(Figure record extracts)
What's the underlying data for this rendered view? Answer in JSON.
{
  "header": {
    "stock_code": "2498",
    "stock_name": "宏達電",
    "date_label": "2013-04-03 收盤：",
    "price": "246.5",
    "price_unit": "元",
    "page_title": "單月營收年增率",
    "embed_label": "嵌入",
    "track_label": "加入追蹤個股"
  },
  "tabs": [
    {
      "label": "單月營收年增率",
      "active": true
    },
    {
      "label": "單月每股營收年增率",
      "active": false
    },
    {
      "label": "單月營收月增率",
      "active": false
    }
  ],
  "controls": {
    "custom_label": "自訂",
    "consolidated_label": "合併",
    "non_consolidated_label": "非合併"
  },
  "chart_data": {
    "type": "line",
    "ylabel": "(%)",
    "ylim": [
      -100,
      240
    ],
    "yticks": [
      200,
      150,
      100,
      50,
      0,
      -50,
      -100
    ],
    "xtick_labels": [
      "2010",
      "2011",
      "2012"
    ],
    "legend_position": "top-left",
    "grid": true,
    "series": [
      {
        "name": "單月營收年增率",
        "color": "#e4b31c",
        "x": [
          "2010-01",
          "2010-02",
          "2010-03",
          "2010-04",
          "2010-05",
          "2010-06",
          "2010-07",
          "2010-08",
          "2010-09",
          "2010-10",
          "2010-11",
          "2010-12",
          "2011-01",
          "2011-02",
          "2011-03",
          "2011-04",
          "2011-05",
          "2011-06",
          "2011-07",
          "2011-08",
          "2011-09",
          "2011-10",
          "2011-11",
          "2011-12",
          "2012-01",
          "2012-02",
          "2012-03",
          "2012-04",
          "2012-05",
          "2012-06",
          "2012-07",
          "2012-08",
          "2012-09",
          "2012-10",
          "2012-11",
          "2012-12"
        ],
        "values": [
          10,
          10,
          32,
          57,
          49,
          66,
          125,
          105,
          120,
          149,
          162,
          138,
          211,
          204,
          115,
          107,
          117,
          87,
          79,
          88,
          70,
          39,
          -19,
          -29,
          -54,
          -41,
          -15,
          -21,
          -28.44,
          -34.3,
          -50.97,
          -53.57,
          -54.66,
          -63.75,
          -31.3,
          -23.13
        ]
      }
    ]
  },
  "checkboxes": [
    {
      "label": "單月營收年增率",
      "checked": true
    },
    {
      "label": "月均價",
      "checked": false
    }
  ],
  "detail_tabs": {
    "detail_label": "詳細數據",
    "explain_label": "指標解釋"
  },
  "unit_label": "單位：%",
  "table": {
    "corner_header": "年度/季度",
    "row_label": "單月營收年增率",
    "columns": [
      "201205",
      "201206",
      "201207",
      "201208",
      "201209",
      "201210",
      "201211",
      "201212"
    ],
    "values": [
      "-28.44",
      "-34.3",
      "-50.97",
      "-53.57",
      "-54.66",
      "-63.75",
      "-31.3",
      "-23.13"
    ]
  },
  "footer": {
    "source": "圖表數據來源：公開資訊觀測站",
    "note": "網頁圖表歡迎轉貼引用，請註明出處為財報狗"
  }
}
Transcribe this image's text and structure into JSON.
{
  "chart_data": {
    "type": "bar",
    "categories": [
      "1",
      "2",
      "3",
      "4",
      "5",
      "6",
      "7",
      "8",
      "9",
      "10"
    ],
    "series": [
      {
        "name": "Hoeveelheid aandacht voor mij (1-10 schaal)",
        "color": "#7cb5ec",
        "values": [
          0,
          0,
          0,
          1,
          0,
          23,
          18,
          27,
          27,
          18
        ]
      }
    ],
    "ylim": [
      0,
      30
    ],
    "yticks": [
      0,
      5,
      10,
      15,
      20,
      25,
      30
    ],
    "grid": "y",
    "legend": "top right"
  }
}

--

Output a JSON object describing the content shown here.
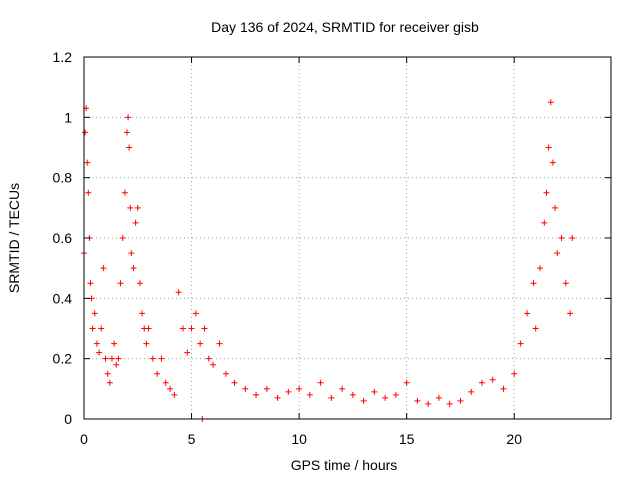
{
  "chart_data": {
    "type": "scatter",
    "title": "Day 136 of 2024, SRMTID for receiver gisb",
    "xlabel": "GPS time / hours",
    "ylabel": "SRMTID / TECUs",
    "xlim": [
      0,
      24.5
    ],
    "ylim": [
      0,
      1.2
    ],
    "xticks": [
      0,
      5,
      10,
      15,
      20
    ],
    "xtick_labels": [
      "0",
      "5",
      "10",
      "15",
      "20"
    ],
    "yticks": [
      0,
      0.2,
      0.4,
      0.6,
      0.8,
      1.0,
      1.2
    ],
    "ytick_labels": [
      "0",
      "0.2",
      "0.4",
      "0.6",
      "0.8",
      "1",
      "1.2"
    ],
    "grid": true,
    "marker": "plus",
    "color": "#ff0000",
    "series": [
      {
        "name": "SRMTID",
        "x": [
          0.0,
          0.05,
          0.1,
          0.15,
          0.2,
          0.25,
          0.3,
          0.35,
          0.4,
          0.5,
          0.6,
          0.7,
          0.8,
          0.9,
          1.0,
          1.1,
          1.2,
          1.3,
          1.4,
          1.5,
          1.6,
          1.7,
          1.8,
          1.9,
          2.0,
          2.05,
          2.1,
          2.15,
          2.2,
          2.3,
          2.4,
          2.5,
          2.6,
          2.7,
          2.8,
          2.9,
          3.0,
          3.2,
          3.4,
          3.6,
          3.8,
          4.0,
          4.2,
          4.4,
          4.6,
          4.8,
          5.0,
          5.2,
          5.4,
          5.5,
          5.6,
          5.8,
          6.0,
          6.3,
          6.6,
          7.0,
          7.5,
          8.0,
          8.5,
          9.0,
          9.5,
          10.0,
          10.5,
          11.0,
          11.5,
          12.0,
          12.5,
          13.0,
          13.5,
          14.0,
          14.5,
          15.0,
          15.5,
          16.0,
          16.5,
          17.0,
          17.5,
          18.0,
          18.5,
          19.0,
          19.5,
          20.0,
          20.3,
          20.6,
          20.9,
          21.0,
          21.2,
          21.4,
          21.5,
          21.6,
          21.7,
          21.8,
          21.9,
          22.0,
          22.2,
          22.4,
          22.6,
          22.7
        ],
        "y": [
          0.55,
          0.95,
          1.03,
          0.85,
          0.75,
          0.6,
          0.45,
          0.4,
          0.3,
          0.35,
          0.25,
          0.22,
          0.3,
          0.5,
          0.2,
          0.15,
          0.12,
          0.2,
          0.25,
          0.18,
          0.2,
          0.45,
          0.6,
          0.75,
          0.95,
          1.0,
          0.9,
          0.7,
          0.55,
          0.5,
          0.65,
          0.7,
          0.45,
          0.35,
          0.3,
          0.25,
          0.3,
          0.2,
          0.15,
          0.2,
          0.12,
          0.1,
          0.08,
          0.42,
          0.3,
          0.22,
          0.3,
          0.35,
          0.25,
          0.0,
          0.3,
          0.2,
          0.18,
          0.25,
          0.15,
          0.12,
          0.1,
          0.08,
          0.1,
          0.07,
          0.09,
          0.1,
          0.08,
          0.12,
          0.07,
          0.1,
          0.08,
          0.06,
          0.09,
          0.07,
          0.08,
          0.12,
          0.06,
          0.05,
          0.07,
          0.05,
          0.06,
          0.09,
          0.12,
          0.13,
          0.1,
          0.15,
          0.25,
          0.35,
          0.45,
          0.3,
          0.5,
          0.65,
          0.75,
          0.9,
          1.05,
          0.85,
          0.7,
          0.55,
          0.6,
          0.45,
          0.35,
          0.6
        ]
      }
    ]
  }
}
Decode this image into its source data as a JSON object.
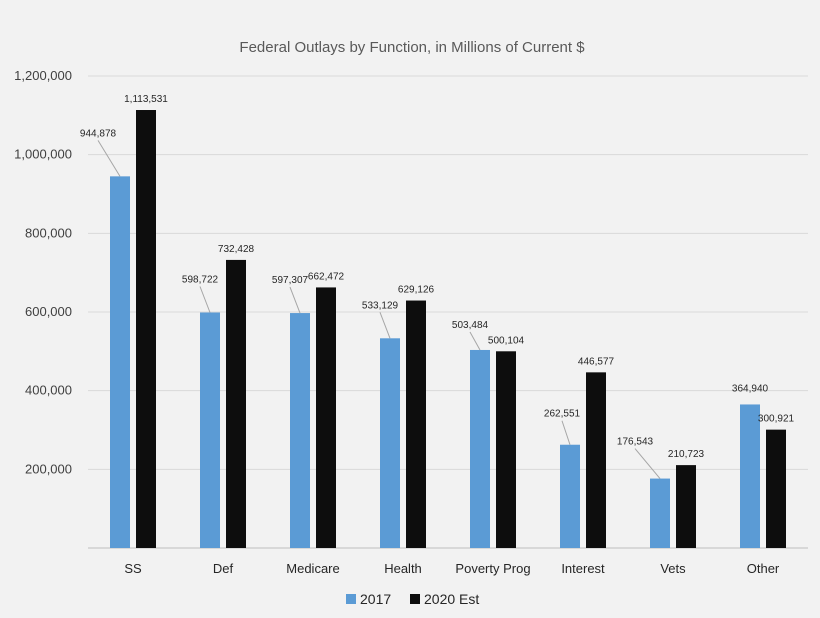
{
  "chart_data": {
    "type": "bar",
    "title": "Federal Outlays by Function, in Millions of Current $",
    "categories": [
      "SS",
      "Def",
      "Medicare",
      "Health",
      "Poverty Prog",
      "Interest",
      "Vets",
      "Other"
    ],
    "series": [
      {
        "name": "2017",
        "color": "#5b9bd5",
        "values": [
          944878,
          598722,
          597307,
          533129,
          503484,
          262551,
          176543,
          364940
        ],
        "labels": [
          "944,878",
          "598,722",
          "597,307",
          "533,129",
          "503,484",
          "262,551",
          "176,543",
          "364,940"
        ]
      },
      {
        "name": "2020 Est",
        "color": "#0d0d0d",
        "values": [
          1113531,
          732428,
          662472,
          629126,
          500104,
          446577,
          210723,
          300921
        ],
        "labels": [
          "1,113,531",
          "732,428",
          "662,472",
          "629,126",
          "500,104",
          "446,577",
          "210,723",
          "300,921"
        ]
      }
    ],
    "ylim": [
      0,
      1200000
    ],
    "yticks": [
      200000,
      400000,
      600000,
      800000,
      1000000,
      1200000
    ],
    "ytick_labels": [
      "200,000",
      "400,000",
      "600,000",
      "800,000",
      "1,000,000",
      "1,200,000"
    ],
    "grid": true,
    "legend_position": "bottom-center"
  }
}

* * *

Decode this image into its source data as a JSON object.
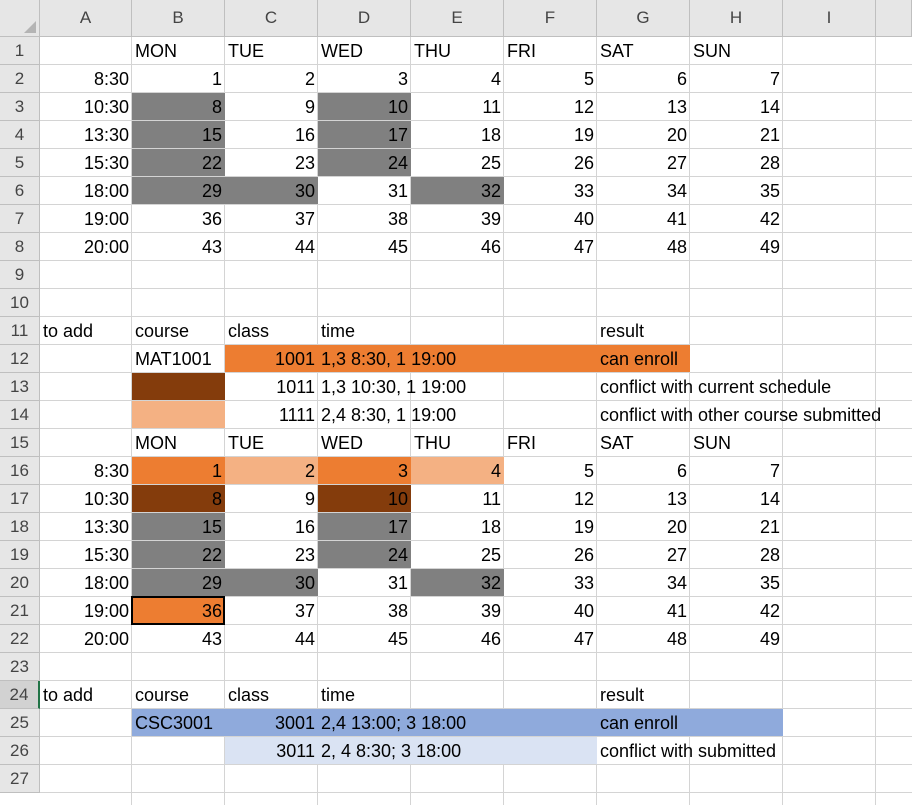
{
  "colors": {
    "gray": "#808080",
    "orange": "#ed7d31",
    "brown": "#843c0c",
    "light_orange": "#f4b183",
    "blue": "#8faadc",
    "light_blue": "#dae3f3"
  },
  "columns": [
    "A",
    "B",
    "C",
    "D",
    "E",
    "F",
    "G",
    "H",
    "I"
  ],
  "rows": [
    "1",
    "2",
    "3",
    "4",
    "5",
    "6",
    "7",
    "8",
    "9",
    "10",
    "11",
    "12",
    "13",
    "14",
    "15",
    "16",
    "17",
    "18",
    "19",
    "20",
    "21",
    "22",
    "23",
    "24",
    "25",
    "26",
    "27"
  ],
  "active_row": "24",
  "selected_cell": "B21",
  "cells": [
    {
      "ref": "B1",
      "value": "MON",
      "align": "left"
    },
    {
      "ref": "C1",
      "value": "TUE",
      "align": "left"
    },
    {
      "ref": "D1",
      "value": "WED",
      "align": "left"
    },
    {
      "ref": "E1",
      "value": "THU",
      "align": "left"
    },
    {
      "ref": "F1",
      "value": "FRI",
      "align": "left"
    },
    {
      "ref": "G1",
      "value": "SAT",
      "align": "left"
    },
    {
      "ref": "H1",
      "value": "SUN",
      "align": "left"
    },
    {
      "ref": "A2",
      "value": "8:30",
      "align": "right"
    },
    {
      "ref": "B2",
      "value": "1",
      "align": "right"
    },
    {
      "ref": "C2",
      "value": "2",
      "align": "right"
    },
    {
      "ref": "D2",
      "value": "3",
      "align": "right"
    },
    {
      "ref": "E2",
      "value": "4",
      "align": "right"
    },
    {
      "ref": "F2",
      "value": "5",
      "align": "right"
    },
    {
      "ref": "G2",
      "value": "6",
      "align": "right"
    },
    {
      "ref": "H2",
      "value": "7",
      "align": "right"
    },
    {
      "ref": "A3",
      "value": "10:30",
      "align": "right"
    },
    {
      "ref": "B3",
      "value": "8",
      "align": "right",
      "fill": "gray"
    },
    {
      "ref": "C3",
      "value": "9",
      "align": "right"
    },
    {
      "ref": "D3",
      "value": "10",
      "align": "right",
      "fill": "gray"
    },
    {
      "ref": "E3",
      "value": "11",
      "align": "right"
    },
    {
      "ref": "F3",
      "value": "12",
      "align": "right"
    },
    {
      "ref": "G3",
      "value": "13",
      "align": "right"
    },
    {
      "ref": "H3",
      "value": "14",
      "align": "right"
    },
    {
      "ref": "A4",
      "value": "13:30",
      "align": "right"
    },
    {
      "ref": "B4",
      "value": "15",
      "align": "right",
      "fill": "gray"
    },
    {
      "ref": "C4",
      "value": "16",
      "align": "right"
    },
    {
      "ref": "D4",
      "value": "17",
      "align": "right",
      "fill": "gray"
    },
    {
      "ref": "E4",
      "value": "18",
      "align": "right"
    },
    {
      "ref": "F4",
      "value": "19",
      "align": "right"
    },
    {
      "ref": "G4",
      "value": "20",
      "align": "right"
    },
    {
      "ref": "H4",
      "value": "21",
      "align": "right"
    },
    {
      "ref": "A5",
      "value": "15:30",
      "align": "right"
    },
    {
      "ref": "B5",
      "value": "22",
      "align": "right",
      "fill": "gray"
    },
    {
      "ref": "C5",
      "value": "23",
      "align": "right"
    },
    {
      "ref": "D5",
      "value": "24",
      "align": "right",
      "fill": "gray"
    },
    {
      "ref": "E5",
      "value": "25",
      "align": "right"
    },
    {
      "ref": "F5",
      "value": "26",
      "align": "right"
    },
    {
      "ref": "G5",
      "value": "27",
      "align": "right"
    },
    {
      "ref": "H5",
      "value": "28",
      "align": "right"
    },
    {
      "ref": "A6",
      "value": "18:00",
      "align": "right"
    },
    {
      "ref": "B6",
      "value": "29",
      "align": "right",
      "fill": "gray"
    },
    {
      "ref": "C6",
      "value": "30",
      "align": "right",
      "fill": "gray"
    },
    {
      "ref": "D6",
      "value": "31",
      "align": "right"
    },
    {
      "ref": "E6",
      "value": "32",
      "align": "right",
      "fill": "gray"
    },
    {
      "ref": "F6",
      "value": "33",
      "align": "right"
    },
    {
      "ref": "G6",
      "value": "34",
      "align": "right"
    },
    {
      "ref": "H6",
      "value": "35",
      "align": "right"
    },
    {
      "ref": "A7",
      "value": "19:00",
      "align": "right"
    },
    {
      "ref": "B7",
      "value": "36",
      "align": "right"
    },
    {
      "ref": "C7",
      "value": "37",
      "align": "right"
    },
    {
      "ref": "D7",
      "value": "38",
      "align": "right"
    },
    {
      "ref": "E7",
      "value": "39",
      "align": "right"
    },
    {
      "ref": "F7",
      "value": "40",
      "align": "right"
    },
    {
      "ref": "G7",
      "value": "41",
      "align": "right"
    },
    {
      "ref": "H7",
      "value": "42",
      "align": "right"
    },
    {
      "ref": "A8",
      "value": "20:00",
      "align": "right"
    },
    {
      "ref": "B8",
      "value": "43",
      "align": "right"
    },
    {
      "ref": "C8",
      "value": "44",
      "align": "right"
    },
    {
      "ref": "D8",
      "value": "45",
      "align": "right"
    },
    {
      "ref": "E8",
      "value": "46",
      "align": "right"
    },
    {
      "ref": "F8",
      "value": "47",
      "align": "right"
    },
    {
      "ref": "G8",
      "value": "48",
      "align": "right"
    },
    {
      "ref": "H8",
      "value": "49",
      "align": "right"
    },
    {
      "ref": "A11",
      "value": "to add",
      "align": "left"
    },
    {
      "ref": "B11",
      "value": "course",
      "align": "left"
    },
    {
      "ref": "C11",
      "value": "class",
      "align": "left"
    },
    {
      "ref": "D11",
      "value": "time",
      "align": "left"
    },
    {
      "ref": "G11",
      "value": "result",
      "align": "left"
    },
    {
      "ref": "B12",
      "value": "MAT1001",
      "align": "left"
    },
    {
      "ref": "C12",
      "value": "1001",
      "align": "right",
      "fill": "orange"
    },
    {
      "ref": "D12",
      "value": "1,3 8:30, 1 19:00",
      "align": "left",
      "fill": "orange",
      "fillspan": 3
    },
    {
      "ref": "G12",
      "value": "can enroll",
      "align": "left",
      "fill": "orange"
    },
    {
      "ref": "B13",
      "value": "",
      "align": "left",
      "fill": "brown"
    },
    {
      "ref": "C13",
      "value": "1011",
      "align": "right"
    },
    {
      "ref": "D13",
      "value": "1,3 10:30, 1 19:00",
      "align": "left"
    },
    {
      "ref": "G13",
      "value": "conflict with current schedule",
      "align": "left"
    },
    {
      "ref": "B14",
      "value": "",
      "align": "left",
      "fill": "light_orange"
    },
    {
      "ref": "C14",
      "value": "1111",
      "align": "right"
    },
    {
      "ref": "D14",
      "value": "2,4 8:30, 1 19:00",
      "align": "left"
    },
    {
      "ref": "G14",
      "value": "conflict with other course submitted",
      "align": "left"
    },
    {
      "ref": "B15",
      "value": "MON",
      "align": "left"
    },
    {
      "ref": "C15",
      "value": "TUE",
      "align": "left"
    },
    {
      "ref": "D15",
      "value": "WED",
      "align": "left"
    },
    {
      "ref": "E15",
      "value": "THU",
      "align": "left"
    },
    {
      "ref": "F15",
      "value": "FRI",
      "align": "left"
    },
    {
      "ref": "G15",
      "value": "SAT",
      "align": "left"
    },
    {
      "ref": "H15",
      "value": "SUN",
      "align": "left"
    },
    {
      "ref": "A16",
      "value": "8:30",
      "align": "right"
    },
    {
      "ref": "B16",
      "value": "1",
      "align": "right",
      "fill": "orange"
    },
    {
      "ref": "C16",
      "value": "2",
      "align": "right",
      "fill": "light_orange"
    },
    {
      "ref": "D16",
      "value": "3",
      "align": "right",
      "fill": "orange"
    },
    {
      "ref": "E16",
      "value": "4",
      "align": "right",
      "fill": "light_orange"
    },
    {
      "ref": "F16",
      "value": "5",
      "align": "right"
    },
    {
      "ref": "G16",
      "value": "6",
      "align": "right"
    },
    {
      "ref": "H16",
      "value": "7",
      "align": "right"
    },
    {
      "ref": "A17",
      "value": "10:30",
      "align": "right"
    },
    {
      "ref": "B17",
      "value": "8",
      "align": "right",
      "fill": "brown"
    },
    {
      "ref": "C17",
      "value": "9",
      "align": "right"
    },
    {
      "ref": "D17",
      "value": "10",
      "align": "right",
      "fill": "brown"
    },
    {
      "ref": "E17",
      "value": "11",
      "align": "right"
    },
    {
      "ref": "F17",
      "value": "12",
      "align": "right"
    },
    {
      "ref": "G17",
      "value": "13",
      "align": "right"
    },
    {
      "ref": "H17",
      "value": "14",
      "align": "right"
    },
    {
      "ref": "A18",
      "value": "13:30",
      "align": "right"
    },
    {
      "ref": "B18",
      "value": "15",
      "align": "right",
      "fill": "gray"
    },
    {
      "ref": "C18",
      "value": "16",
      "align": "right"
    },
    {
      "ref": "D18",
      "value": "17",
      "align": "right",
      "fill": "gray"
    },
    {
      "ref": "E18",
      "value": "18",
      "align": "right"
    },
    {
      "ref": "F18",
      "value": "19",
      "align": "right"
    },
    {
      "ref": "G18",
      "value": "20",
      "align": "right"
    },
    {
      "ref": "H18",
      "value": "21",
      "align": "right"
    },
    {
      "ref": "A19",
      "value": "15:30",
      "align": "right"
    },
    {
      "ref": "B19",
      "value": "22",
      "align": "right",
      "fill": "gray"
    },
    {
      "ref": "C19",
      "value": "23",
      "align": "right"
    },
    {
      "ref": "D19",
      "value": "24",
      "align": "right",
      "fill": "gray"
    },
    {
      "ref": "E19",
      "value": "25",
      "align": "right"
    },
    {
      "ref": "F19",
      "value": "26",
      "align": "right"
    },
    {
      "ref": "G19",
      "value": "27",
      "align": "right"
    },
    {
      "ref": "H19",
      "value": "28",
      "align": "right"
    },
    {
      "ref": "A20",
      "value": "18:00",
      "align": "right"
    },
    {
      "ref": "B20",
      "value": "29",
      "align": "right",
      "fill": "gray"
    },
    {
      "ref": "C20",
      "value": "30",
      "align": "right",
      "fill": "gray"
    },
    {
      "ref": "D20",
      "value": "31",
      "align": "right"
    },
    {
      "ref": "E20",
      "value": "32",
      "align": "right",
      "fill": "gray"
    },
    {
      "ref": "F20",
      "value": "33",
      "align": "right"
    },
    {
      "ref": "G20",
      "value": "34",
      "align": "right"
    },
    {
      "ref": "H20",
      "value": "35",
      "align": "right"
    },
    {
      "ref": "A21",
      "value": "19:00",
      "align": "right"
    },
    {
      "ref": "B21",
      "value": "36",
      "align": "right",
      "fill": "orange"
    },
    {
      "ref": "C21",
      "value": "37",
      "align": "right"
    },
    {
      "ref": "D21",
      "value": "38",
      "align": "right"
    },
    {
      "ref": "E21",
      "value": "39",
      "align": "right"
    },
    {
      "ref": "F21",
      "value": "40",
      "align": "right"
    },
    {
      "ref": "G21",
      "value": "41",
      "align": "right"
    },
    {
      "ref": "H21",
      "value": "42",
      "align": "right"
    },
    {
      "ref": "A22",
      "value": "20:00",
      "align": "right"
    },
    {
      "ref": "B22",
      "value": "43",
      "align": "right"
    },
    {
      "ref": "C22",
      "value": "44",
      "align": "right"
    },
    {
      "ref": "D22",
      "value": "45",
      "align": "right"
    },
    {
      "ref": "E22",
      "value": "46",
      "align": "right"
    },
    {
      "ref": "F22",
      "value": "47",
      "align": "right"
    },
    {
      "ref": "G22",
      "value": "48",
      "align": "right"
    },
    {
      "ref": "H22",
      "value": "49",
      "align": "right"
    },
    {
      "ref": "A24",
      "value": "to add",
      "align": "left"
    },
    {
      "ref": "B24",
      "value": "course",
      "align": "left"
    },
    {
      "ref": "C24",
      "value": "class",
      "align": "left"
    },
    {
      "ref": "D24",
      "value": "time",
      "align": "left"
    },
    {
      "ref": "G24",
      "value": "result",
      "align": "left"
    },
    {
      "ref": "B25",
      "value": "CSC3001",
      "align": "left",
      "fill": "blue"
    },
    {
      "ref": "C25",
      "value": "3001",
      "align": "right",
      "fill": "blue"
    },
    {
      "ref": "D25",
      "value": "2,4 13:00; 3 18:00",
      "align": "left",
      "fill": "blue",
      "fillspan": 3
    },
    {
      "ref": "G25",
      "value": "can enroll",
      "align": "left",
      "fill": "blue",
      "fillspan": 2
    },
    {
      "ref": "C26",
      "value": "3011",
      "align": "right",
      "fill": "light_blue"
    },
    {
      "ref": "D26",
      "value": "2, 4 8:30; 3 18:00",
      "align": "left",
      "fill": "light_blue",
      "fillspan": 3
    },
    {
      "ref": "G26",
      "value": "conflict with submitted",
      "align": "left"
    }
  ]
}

**THE PROBLEM**
Look through the material above. Copy each line where the word "this" appears.

**WRITTEN RESPONSE**
What's the underlying data for this rendered view? Answer in JSON.
Transcribe this image's text and structure into JSON.
Decode this image into its source data as a JSON object.
Decode this image into its source data as a JSON object.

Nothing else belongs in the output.